→ 原文节选:
>>>>

基于CNN+ViT的蔬果图像分类实验

本文只是做一个简单融合的实验，没有任何新颖，大家看看就行了。

1.数据集

本文所采用的数据集为Fruit-360 果蔬图像数据集，该数据集由 Horea Mureșan 等人整理并发布于 GitHub（项目地址：Horea94/Fruit-Images-Dataset），广泛应用于图像分类和目标识别等计算机视觉任务。该数据集共包含141 类水果和蔬菜图像，总计 94,110 张图像，每张图像的尺寸统一为 100×100 像素，且背景已统一处理为白色背景，以减少背景噪声对模型训练的影响。

数据集中涵盖了大量常见和不常见的果蔬品类，主要包括：

苹果（多个品种：如深雪、金苹果、金红、青奶奶、粉红女士、红苹果、红美味等）
香蕉（黄色、红色、淑女手指等）
葡萄（蓝色、粉红色、白色多个品种）
柑橘类（橙子、柠檬、酸橙、葡萄柚、柑橘等）
热带水果（芒果、木瓜、红毛丹、百香果、番石榴、荔枝、菠萝、火龙果等）
浆果类（蓝莓、覆盆子、草莓、黑加仑、红醋栗、桑葚等）
核果类与坚果类（桃子、李子、杏、椰子、榛子、核桃、栗子、山核桃等）
蔬菜类（黄瓜、茄子、胡椒、番茄、洋葱、花椰菜、甜菜根、玉米、土豆等）
其他类如：仙人掌果实、杨布拉、姜根、格兰纳迪拉、Physalis（灯笼果）、油桃、佩皮诺、罗望子、大头菜等。

<<<<

→ 材料节选:
>>>>

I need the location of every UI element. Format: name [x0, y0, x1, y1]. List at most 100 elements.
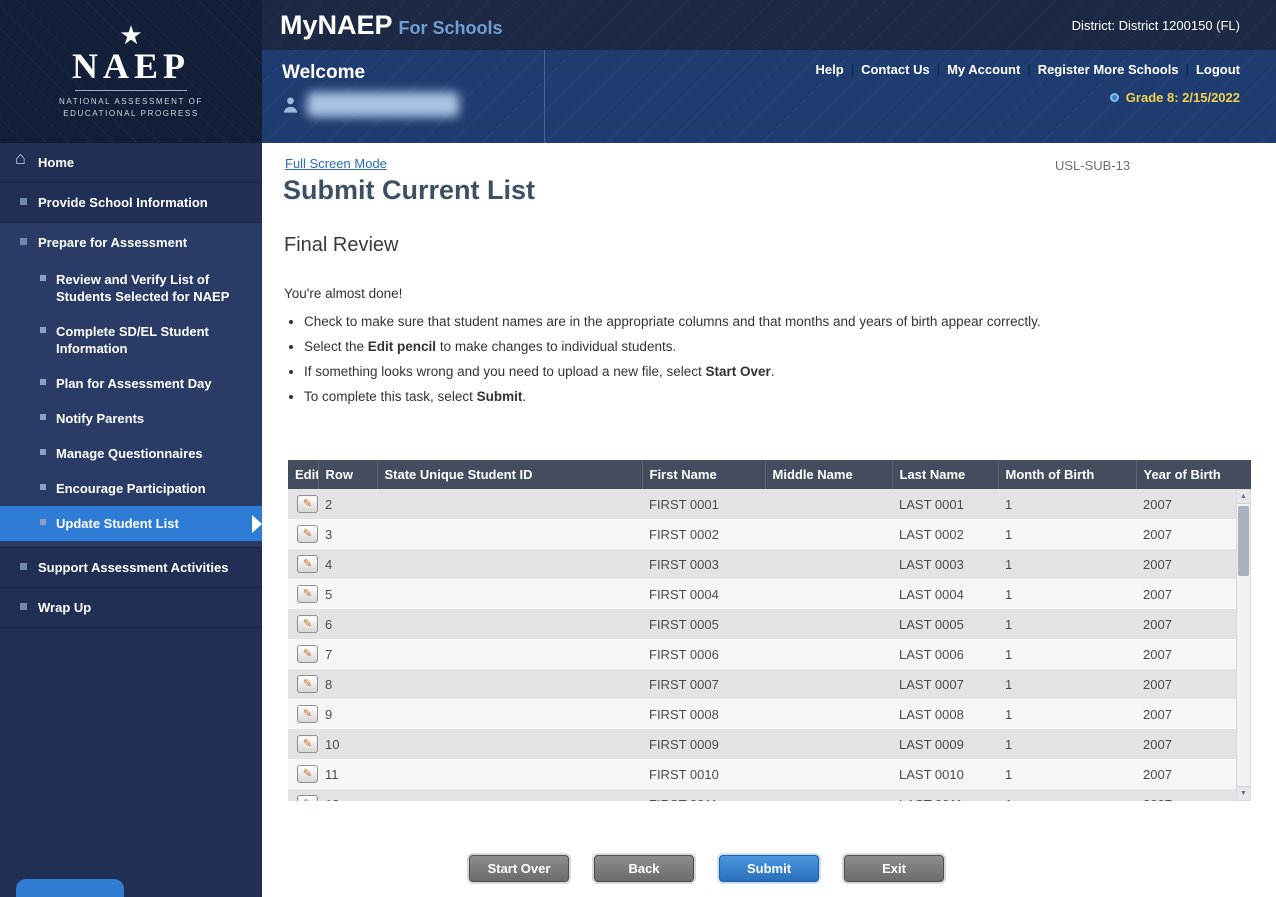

<<<<

→ 完成下列各题:
1. 根据原文节选，回答下列问题：
(a) 作者说本文做的是一个什么样的实验？
(b) 数据集中每张图像的尺寸是多少？
(c) 香蕉类列出了哪几种？
2. 照录原文节选中从“数据集中涵盖了大量常见和不常见的果蔬品类，主要包括：”到“笼果）、油桃、佩皮诺、罗望子、大头菜等。”的文字，首尾两处均包括在内。

→ 参考答案:
1.
(a) 一个简单融合的实验。
(b) 100×100 像素。
(c) 黄色、红色、淑女手指等。

2.
数据集中涵盖了大量常见和不常见的果蔬品类，主要包括：

苹果（多个品种：如深雪、金苹果、金红、青奶奶、粉红女士、红苹果、红美味等）
香蕉（黄色、红色、淑女手指等）
葡萄（蓝色、粉红色、白色多个品种）
柑橘类（橙子、柠檬、酸橙、葡萄柚、柑橘等）
热带水果（芒果、木瓜、红毛丹、百香果、番石榴、荔枝、菠萝、火龙果等）
浆果类（蓝莓、覆盆子、草莓、黑加仑、红醋栗、桑葚等）
核果类与坚果类（桃子、李子、杏、椰子、榛子、核桃、栗子、山核桃等）
蔬菜类（黄瓜、茄子、胡椒、番茄、洋葱、花椰菜、甜菜根、玉米、土豆等）
其他类如：仙人掌果实、杨布拉、姜根、格兰纳迪拉、Physalis（灯笼果）、油桃、佩皮诺、罗望子、大头菜等。